**Saved data entries:**
□ □ □ □ □ □ □

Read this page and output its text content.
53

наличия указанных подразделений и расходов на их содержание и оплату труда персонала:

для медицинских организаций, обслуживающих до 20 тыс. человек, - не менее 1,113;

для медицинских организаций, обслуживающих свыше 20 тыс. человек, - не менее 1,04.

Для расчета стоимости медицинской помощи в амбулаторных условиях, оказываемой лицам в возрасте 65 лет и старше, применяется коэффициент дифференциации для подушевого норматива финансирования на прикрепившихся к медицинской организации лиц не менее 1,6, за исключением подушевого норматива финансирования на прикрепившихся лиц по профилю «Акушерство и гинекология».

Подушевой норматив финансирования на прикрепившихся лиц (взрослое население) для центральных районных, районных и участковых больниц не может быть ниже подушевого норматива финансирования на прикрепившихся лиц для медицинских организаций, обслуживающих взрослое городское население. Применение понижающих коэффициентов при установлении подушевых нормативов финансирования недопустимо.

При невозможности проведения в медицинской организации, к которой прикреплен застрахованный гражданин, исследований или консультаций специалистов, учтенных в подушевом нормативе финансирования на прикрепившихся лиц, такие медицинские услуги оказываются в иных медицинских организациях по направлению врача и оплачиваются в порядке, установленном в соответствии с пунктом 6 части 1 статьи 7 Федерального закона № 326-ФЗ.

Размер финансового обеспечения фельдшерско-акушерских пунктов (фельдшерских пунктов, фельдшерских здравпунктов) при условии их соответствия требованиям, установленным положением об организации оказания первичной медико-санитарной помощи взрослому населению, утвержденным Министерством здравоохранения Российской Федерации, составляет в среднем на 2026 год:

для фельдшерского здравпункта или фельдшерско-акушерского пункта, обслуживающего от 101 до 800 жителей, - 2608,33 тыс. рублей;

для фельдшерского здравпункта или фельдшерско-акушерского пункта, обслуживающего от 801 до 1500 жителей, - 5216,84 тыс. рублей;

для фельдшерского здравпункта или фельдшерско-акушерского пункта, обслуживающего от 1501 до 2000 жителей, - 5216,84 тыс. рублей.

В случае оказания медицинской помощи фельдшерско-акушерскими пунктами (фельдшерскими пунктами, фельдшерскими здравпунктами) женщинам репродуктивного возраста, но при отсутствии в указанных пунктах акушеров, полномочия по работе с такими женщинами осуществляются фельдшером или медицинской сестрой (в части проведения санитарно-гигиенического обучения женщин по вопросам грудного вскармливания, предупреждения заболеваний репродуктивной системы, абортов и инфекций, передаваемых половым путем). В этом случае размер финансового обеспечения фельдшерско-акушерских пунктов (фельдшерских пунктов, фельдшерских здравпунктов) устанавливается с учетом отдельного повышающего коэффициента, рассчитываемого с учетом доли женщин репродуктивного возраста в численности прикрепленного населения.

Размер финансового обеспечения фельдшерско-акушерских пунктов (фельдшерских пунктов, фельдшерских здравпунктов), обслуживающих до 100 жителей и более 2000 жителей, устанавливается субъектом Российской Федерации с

□ □ □ □ □ □ □

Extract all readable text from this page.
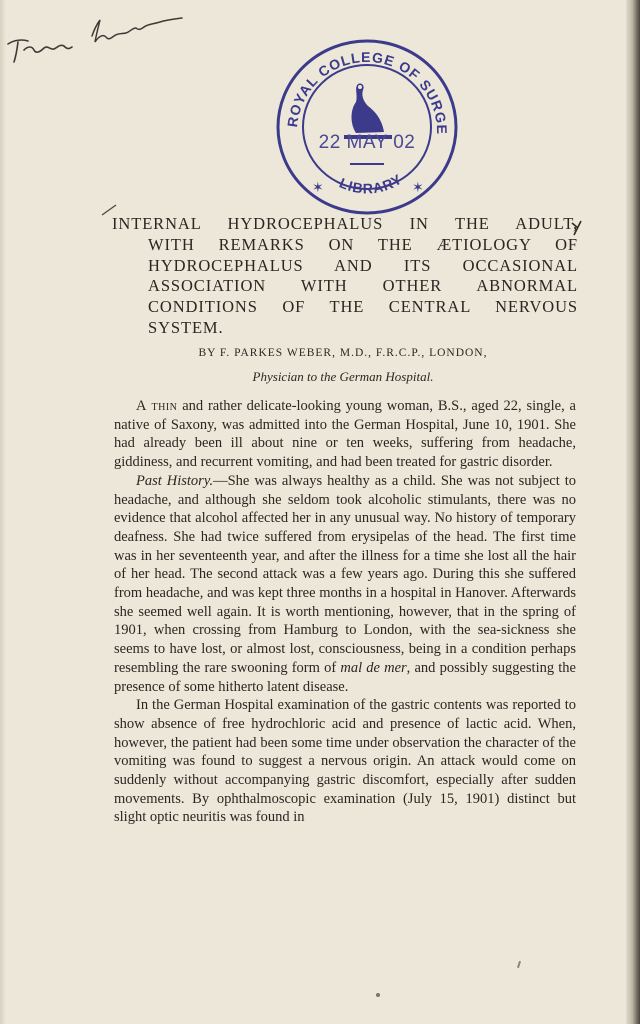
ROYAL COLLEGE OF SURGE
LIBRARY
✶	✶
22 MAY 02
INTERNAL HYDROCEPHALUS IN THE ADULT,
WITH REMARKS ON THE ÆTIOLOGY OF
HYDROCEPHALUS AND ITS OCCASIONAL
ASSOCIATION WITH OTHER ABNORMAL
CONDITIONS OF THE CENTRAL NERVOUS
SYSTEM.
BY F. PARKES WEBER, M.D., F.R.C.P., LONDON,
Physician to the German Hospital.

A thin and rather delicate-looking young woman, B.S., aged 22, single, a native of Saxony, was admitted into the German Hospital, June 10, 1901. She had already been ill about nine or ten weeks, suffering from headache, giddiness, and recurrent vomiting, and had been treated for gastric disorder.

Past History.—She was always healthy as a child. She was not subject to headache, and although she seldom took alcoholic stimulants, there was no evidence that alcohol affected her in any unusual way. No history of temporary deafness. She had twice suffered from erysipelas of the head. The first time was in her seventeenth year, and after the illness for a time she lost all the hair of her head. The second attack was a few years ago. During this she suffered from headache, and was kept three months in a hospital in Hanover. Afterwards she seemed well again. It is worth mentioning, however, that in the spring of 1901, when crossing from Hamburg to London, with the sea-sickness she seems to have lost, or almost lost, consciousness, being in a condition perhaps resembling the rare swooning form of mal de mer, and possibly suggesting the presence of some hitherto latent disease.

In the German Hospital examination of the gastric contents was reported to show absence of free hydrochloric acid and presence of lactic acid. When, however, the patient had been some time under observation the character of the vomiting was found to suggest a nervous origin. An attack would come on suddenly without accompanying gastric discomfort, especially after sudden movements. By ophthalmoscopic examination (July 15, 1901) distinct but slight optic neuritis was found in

□ □ □ □ □ □ □

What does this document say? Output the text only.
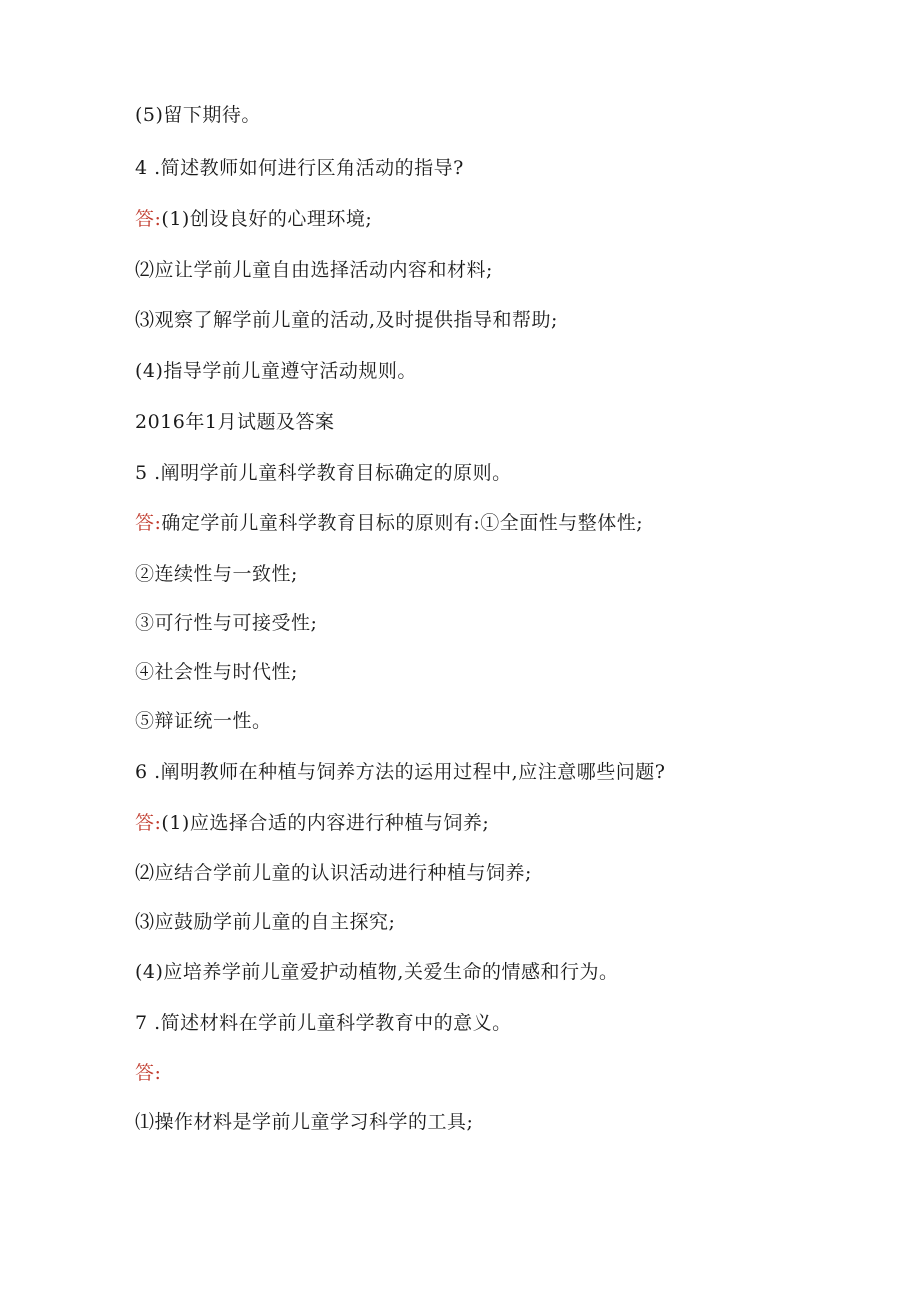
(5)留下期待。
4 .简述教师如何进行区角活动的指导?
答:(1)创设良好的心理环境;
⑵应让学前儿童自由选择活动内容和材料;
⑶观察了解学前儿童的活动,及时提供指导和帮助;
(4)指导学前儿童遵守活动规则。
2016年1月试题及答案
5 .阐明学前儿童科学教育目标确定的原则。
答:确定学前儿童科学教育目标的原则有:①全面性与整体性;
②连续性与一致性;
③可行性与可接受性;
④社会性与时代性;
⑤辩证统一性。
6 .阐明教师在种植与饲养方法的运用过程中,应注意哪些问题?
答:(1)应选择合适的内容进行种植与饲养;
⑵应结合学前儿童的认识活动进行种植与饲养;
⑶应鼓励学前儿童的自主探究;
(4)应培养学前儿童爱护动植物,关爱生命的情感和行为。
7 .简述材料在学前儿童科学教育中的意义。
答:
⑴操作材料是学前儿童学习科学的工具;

□ □ □ □ □ □ □

**Written problem:** Return each line with "text".

**Response:**
Read this page and output its text content.
Extract all readable text from this page.
What does this document say? Output the text only.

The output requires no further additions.